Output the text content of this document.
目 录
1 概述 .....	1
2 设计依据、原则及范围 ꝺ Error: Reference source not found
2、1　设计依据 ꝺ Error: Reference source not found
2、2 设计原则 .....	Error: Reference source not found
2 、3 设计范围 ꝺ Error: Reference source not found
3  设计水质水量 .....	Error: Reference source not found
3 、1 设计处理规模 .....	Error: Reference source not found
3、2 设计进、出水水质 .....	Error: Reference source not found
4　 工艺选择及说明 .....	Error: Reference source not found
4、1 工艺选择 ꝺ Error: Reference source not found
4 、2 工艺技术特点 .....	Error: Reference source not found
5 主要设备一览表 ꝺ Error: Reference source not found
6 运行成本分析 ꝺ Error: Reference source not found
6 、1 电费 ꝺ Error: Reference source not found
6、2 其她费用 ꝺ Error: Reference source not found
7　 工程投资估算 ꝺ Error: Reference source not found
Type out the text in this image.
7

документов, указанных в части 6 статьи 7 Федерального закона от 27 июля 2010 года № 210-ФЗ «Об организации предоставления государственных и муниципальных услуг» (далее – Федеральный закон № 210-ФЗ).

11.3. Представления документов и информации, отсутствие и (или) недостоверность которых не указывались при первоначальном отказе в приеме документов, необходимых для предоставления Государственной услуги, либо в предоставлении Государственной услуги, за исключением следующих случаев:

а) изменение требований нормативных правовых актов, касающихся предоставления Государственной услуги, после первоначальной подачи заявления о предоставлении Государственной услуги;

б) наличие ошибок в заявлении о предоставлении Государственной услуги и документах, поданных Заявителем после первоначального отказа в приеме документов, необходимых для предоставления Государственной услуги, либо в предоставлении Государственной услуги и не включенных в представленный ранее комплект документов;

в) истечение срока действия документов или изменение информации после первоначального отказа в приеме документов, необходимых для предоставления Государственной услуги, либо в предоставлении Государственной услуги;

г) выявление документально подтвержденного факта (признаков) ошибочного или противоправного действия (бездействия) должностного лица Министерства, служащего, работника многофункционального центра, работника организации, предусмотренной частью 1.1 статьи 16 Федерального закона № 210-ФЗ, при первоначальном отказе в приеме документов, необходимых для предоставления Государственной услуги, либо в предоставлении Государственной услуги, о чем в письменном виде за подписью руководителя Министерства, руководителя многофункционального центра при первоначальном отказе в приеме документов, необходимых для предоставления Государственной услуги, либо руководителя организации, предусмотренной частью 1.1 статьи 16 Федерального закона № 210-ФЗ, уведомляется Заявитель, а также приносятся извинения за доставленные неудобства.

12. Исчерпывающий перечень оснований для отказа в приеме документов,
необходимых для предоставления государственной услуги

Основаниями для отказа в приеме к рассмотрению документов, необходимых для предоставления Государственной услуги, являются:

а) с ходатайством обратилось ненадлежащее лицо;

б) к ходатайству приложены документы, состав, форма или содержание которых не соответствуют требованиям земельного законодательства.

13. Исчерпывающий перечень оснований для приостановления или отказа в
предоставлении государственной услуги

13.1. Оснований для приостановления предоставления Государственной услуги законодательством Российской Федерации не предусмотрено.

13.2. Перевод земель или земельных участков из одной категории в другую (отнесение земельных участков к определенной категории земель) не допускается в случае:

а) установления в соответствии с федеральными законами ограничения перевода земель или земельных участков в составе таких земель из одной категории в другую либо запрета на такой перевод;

┄┄┄┄┄┄┄┄┄┄

Check every line of the data, and copy the ones that contain "изменение".

## Full response
а) изменение требований нормативных правовых актов, касающихся предоставления Государственной услуги, после первоначальной подачи заявления о предоставлении Государственной услуги;
в) истечение срока действия документов или изменение информации после первоначального отказа в приеме документов, необходимых для предоставления Государственной услуги, либо в предоставлении Государственной услуги;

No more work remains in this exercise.